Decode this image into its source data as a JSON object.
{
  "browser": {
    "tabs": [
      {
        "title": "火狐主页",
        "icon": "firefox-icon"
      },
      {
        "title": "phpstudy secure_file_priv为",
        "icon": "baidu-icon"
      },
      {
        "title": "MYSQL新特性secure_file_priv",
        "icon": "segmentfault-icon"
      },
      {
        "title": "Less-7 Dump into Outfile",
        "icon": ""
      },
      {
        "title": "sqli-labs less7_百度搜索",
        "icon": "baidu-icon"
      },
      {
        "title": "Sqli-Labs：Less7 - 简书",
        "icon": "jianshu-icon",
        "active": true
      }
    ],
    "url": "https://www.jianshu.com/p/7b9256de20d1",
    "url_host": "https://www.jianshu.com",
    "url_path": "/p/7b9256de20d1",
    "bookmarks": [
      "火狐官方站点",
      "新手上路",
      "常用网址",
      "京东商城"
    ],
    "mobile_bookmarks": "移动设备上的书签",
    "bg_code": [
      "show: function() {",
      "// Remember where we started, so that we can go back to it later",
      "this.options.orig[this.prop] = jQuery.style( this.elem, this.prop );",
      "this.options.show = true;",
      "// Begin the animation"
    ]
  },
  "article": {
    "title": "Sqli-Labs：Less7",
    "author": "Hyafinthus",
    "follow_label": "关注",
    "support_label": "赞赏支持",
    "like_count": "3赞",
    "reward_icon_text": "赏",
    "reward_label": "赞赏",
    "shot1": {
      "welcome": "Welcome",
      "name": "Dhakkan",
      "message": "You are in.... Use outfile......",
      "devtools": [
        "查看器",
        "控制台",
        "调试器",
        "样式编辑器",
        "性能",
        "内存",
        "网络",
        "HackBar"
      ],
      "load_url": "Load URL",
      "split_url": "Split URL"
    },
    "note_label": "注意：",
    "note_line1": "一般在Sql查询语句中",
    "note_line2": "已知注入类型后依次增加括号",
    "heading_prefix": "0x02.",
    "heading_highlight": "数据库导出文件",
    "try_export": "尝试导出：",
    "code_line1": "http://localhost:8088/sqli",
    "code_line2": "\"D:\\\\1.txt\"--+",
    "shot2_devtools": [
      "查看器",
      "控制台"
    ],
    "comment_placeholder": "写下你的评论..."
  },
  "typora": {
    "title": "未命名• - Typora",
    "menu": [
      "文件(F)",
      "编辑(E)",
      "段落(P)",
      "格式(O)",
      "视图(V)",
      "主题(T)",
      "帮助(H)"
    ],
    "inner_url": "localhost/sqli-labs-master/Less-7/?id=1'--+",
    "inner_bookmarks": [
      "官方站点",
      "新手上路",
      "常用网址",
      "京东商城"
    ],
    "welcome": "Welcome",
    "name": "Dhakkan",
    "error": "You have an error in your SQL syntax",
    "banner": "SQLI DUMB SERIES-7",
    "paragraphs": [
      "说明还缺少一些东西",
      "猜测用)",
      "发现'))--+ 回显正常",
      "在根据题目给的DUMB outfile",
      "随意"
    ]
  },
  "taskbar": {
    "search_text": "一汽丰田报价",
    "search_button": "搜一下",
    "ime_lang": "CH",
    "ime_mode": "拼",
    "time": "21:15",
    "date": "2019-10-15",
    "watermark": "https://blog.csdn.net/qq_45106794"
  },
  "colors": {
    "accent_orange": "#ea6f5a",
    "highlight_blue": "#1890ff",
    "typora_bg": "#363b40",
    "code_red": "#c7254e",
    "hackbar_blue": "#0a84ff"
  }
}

-*-*-

**Work required**
Go through the records and gather the lines that hold "show".

**Written response**
      "show: function() {",
      "this.options.show = true;",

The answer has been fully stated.